◆ **GIVEN INSTRUCTION**
Gather up the lines that contain "this".

....

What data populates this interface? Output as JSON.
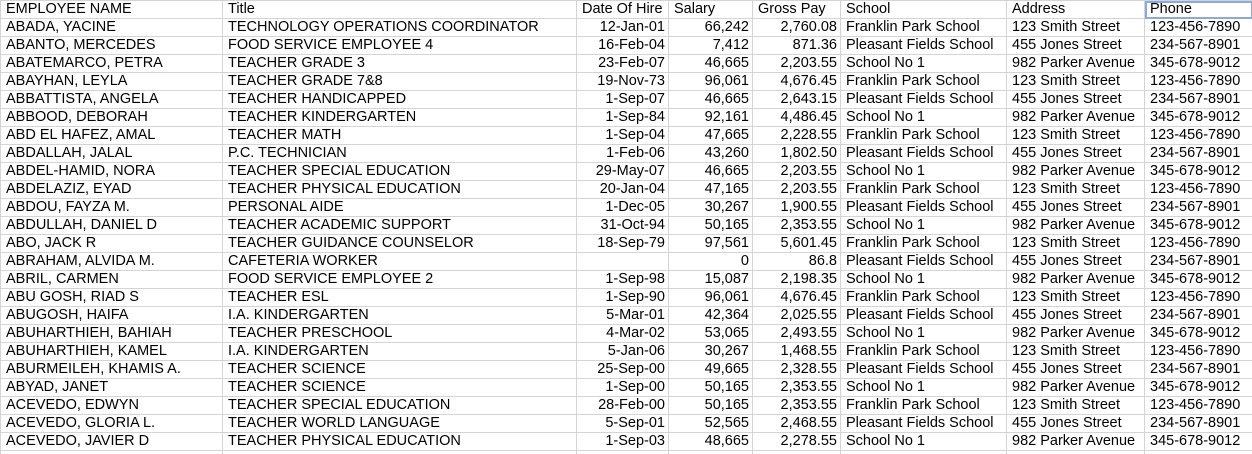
{
  "table": {
    "columns": [
      "EMPLOYEE NAME",
      "Title",
      "Date Of Hire",
      "Salary",
      "Gross Pay",
      "School",
      "Address",
      "Phone"
    ],
    "rows": [
      [
        "ABADA, YACINE",
        "TECHNOLOGY OPERATIONS COORDINATOR",
        "12-Jan-01",
        "66,242",
        "2,760.08",
        "Franklin Park School",
        "123 Smith Street",
        "123-456-7890"
      ],
      [
        "ABANTO, MERCEDES",
        "FOOD SERVICE EMPLOYEE 4",
        "16-Feb-04",
        "7,412",
        "871.36",
        "Pleasant Fields School",
        "455 Jones Street",
        "234-567-8901"
      ],
      [
        "ABATEMARCO, PETRA",
        "TEACHER GRADE 3",
        "23-Feb-07",
        "46,665",
        "2,203.55",
        "School No 1",
        "982 Parker Avenue",
        "345-678-9012"
      ],
      [
        "ABAYHAN, LEYLA",
        "TEACHER GRADE 7&8",
        "19-Nov-73",
        "96,061",
        "4,676.45",
        "Franklin Park School",
        "123 Smith Street",
        "123-456-7890"
      ],
      [
        "ABBATTISTA, ANGELA",
        "TEACHER HANDICAPPED",
        "1-Sep-07",
        "46,665",
        "2,643.15",
        "Pleasant Fields School",
        "455 Jones Street",
        "234-567-8901"
      ],
      [
        "ABBOOD, DEBORAH",
        "TEACHER KINDERGARTEN",
        "1-Sep-84",
        "92,161",
        "4,486.45",
        "School No 1",
        "982 Parker Avenue",
        "345-678-9012"
      ],
      [
        "ABD EL HAFEZ, AMAL",
        "TEACHER MATH",
        "1-Sep-04",
        "47,665",
        "2,228.55",
        "Franklin Park School",
        "123 Smith Street",
        "123-456-7890"
      ],
      [
        "ABDALLAH, JALAL",
        "P.C. TECHNICIAN",
        "1-Feb-06",
        "43,260",
        "1,802.50",
        "Pleasant Fields School",
        "455 Jones Street",
        "234-567-8901"
      ],
      [
        "ABDEL-HAMID, NORA",
        "TEACHER SPECIAL EDUCATION",
        "29-May-07",
        "46,665",
        "2,203.55",
        "School No 1",
        "982 Parker Avenue",
        "345-678-9012"
      ],
      [
        "ABDELAZIZ, EYAD",
        "TEACHER PHYSICAL EDUCATION",
        "20-Jan-04",
        "47,165",
        "2,203.55",
        "Franklin Park School",
        "123 Smith Street",
        "123-456-7890"
      ],
      [
        "ABDOU, FAYZA M.",
        "PERSONAL AIDE",
        "1-Dec-05",
        "30,267",
        "1,900.55",
        "Pleasant Fields School",
        "455 Jones Street",
        "234-567-8901"
      ],
      [
        "ABDULLAH, DANIEL D",
        "TEACHER ACADEMIC SUPPORT",
        "31-Oct-94",
        "50,165",
        "2,353.55",
        "School No 1",
        "982 Parker Avenue",
        "345-678-9012"
      ],
      [
        "ABO, JACK R",
        "TEACHER GUIDANCE COUNSELOR",
        "18-Sep-79",
        "97,561",
        "5,601.45",
        "Franklin Park School",
        "123 Smith Street",
        "123-456-7890"
      ],
      [
        "ABRAHAM, ALVIDA M.",
        "CAFETERIA WORKER",
        null,
        "0",
        "86.8",
        "Pleasant Fields School",
        "455 Jones Street",
        "234-567-8901"
      ],
      [
        "ABRIL, CARMEN",
        "FOOD SERVICE EMPLOYEE 2",
        "1-Sep-98",
        "15,087",
        "2,198.35",
        "School No 1",
        "982 Parker Avenue",
        "345-678-9012"
      ],
      [
        "ABU GOSH, RIAD S",
        "TEACHER ESL",
        "1-Sep-90",
        "96,061",
        "4,676.45",
        "Franklin Park School",
        "123 Smith Street",
        "123-456-7890"
      ],
      [
        "ABUGOSH, HAIFA",
        "I.A. KINDERGARTEN",
        "5-Mar-01",
        "42,364",
        "2,025.55",
        "Pleasant Fields School",
        "455 Jones Street",
        "234-567-8901"
      ],
      [
        "ABUHARTHIEH, BAHIAH",
        "TEACHER PRESCHOOL",
        "4-Mar-02",
        "53,065",
        "2,493.55",
        "School No 1",
        "982 Parker Avenue",
        "345-678-9012"
      ],
      [
        "ABUHARTHIEH, KAMEL",
        "I.A. KINDERGARTEN",
        "5-Jan-06",
        "30,267",
        "1,468.55",
        "Franklin Park School",
        "123 Smith Street",
        "123-456-7890"
      ],
      [
        "ABURMEILEH, KHAMIS A.",
        "TEACHER SCIENCE",
        "25-Sep-00",
        "49,665",
        "2,328.55",
        "Pleasant Fields School",
        "455 Jones Street",
        "234-567-8901"
      ],
      [
        "ABYAD, JANET",
        "TEACHER SCIENCE",
        "1-Sep-00",
        "50,165",
        "2,353.55",
        "School No 1",
        "982 Parker Avenue",
        "345-678-9012"
      ],
      [
        "ACEVEDO, EDWYN",
        "TEACHER SPECIAL EDUCATION",
        "28-Feb-00",
        "50,165",
        "2,353.55",
        "Franklin Park School",
        "123 Smith Street",
        "123-456-7890"
      ],
      [
        "ACEVEDO, GLORIA L.",
        "TEACHER WORLD LANGUAGE",
        "5-Sep-01",
        "52,565",
        "2,468.55",
        "Pleasant Fields School",
        "455 Jones Street",
        "234-567-8901"
      ],
      [
        "ACEVEDO, JAVIER D",
        "TEACHER PHYSICAL EDUCATION",
        "1-Sep-03",
        "48,665",
        "2,278.55",
        "School No 1",
        "982 Parker Avenue",
        "345-678-9012"
      ]
    ]
  }
}
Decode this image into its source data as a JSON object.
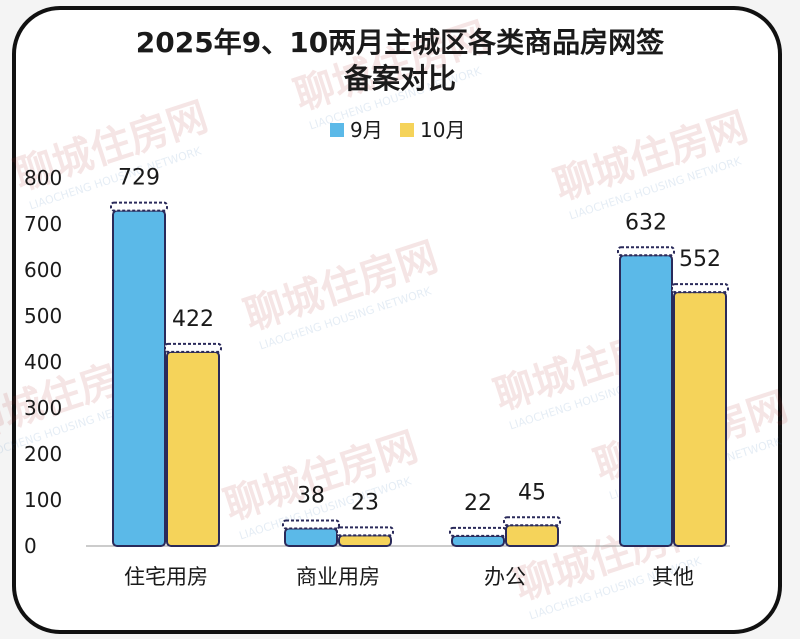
{
  "chart_data": {
    "type": "bar",
    "title_lines": [
      "2025年9、10两月主城区各类商品房网签",
      "备案对比"
    ],
    "categories": [
      "住宅用房",
      "商业用房",
      "办公",
      "其他"
    ],
    "series": [
      {
        "name": "9月",
        "values": [
          729,
          38,
          22,
          632
        ],
        "color": "#5bb9e8"
      },
      {
        "name": "10月",
        "values": [
          422,
          23,
          45,
          552
        ],
        "color": "#f5d35a"
      }
    ],
    "yticks": [
      0,
      100,
      200,
      300,
      400,
      500,
      600,
      700,
      800
    ],
    "ylim": [
      0,
      800
    ],
    "grid": false,
    "legend_position": "top-center"
  },
  "watermark": {
    "text": "聊城住房网",
    "subtext": "LIAOCHENG HOUSING NETWORK"
  }
}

....

◆ **THE SOLUTION**
What data populates this interface? Output as JSON.
Decode this image into its source data as a JSON object.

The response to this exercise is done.